Write out the full listing exactly as given, minus the images.

— START MATERIAL —

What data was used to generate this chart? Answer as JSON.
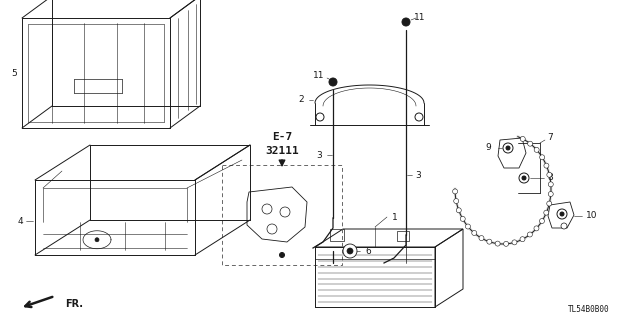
{
  "bg_color": "#ffffff",
  "diagram_code": "TL54B0B00",
  "lw": 0.7,
  "fs": 6.5,
  "color": "#1a1a1a"
}
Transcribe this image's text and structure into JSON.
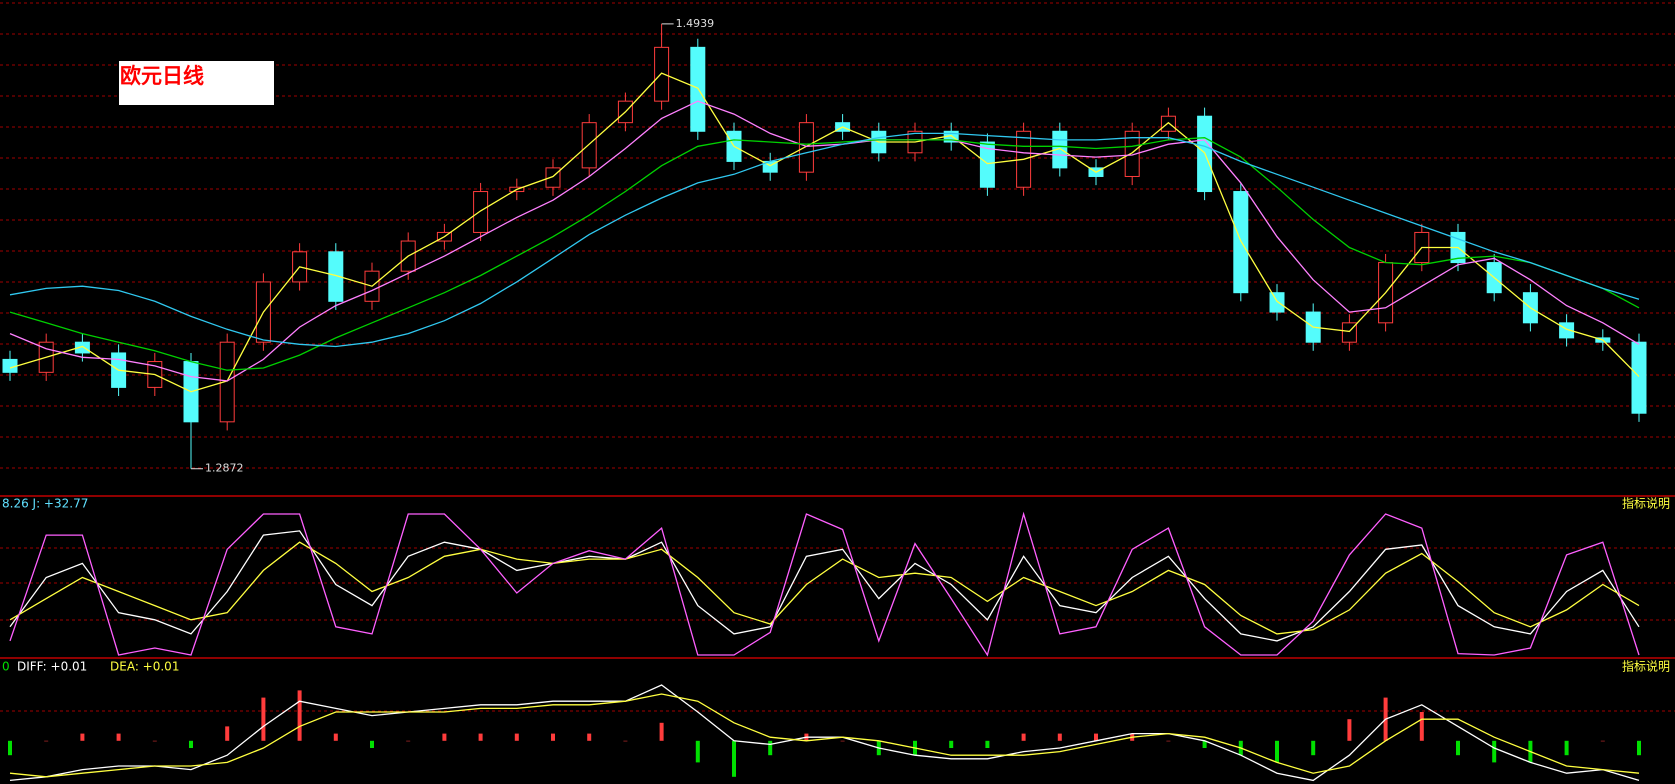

— END MATERIAL —

**THE COMPLETED TASK**
What data was used to generate this chart? Answer as JSON.
{
  "bg_color": "#ffffff",
  "diagram_code": "TL54B0B00",
  "lw": 0.7,
  "fs": 6.5,
  "color": "#1a1a1a"
}
Transcribe this image's text and structure into JSON.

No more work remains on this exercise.